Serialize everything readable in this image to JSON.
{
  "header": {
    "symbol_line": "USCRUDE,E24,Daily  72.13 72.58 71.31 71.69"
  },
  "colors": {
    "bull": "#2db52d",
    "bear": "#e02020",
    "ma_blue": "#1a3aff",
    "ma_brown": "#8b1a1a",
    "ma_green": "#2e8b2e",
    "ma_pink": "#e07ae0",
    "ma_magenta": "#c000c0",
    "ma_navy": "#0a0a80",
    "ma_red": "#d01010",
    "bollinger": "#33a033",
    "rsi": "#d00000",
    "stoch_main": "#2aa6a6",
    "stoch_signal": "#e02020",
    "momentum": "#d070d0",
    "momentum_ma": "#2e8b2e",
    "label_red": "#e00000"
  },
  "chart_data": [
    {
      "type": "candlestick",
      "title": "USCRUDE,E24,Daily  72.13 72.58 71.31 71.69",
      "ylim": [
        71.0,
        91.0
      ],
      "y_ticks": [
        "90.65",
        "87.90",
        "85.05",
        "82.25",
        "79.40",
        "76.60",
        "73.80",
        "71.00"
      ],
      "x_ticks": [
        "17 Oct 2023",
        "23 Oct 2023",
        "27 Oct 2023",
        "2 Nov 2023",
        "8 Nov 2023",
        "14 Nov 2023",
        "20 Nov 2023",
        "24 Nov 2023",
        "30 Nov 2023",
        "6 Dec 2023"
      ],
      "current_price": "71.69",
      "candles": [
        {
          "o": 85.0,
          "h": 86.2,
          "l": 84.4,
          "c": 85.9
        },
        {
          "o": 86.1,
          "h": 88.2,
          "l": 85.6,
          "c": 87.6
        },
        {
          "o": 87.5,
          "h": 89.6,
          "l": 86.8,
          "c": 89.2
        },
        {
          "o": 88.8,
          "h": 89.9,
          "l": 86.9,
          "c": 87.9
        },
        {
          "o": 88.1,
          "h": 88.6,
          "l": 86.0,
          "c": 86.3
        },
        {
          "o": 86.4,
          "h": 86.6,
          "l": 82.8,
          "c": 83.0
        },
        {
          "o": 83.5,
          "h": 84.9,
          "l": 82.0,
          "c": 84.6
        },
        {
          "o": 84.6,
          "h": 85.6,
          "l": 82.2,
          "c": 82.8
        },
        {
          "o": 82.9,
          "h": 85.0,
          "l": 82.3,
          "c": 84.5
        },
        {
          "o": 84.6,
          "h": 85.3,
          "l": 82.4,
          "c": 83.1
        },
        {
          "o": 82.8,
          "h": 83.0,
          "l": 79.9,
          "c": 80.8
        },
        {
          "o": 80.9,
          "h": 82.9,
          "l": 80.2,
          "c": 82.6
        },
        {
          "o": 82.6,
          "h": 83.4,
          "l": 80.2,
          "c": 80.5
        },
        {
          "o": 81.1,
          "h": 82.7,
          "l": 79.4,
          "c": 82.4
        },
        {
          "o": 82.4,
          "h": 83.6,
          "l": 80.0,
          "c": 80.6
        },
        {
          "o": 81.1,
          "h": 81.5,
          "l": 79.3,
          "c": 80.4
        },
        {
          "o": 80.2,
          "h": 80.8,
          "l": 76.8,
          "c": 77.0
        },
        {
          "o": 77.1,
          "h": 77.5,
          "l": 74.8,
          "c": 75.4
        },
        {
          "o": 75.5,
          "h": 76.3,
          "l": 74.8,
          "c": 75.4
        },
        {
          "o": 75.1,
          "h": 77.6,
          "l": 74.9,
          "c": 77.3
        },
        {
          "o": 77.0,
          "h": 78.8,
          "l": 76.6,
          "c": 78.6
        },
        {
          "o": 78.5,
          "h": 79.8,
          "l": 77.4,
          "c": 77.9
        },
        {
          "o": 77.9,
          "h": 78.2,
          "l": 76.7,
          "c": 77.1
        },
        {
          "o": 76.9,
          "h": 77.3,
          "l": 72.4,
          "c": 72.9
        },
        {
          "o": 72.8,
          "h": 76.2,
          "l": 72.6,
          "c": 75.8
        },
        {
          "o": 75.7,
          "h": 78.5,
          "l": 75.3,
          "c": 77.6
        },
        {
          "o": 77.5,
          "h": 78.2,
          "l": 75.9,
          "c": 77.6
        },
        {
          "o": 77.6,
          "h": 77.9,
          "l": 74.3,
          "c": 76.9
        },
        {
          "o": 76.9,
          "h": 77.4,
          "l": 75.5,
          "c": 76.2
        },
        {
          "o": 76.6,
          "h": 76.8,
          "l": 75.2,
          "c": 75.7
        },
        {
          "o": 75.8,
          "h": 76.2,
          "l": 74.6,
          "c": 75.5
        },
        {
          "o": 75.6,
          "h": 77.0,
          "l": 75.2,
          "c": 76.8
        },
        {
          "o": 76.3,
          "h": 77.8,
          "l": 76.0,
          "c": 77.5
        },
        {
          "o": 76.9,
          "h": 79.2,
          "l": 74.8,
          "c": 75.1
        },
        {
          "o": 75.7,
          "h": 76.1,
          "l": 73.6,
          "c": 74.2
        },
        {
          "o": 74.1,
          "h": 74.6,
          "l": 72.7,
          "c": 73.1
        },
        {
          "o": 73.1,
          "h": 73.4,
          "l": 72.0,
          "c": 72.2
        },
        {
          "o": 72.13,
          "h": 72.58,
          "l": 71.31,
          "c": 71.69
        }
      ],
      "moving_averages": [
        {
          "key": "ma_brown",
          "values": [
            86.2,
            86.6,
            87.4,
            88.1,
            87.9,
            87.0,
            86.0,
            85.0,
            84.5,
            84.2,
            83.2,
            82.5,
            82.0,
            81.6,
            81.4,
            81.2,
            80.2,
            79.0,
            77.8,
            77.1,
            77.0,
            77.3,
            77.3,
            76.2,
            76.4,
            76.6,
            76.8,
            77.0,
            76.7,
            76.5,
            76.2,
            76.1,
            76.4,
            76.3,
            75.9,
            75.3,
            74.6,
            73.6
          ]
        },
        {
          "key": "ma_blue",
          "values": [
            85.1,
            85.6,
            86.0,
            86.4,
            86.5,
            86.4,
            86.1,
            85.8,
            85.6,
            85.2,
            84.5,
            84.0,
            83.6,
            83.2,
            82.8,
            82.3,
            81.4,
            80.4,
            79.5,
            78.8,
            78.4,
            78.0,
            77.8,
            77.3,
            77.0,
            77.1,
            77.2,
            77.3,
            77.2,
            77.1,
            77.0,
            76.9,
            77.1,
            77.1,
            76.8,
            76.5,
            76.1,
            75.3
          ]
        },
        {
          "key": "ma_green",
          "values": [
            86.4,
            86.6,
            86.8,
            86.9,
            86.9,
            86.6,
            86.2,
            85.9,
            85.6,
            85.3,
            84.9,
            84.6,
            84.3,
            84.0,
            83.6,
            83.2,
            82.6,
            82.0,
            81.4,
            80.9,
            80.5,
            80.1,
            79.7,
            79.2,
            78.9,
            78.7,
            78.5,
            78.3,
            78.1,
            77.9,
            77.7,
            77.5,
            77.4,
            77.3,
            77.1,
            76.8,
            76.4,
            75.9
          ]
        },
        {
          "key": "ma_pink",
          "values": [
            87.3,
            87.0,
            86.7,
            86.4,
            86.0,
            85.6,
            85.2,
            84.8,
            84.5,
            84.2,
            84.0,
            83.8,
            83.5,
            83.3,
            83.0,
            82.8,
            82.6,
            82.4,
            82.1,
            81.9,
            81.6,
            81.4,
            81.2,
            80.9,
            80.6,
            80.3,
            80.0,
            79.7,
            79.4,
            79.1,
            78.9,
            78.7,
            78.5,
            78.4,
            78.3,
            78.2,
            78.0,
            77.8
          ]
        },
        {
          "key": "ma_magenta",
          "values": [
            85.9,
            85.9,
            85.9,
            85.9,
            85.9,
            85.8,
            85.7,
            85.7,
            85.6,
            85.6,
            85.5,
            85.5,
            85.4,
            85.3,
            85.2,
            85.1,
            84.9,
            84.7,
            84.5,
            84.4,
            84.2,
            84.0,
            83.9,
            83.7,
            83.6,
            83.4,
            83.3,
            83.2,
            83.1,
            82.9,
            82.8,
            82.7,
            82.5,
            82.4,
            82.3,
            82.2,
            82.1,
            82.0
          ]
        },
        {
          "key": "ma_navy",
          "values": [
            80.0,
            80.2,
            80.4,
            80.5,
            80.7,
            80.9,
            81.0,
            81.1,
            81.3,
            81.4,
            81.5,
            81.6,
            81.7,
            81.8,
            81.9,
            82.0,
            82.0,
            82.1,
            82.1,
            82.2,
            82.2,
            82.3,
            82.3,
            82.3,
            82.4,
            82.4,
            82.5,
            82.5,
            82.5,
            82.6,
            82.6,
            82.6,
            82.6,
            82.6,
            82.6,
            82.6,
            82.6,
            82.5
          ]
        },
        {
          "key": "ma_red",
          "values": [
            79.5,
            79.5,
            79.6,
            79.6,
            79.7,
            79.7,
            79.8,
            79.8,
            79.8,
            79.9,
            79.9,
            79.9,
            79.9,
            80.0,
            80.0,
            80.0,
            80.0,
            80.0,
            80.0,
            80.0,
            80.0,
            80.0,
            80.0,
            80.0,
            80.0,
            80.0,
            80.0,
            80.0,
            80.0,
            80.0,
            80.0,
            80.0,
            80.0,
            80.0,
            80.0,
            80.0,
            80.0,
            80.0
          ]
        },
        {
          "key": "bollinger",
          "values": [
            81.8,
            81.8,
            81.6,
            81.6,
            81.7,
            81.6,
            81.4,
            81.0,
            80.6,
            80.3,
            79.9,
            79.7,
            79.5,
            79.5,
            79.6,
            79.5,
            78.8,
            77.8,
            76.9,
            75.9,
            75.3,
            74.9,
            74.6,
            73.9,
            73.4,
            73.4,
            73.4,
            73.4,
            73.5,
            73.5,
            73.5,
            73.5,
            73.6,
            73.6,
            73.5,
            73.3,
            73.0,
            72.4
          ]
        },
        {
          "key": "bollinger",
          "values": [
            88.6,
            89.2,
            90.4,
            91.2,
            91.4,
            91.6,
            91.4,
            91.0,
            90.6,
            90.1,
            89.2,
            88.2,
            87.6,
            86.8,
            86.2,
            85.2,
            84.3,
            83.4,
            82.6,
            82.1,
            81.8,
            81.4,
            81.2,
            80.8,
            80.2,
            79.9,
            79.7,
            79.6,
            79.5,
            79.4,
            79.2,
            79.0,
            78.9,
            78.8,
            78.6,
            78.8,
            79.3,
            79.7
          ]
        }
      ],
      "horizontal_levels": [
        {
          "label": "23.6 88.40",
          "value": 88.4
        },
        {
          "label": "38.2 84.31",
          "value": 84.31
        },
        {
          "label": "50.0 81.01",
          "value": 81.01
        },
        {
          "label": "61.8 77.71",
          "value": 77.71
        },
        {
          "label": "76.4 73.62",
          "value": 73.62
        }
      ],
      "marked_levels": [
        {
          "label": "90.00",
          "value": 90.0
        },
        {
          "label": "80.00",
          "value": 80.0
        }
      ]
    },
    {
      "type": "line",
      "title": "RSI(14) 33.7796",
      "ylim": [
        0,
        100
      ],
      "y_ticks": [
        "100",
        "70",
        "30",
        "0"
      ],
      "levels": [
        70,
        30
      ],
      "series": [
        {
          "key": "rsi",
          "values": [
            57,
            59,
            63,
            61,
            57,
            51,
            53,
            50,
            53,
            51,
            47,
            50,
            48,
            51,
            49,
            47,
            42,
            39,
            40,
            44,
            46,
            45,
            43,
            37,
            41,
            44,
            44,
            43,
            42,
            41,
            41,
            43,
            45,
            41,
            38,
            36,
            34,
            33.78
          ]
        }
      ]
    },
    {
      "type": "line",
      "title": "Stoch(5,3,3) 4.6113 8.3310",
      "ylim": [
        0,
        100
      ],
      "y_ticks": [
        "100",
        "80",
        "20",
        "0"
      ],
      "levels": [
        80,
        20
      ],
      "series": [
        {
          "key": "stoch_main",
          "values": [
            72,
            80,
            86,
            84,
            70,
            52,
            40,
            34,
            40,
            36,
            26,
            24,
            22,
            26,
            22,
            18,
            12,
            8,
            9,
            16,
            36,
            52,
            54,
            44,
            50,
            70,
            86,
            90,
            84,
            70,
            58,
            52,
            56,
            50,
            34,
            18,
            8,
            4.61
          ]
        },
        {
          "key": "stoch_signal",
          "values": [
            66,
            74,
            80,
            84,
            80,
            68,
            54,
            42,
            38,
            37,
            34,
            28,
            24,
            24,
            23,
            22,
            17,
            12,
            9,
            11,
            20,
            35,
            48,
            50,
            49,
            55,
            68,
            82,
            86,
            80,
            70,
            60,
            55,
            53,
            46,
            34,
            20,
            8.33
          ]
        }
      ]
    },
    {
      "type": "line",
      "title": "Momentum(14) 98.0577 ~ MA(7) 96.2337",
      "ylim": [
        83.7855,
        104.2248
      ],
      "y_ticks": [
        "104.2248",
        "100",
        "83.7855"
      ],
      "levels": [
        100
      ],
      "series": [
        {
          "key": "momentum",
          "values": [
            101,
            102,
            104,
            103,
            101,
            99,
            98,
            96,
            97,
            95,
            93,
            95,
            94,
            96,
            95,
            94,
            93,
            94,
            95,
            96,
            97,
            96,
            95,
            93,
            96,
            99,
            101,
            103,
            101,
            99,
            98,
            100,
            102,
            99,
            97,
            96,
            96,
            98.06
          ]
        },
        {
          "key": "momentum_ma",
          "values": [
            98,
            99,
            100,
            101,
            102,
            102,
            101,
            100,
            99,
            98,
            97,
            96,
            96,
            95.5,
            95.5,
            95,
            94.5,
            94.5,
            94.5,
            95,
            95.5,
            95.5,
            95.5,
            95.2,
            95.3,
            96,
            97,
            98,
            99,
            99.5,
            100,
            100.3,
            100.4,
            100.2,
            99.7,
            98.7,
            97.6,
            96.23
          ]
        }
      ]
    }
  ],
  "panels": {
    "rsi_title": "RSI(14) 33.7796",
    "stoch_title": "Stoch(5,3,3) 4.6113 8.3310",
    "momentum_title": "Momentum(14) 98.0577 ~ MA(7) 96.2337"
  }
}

--- STATED PROBLEM ---
Of the lines above, copy each that contains "USCRUDE".

--- EXERCISE OUTPUT ---
    "symbol_line": "USCRUDE,E24,Daily  72.13 72.58 71.31 71.69"
      "title": "USCRUDE,E24,Daily  72.13 72.58 71.31 71.69",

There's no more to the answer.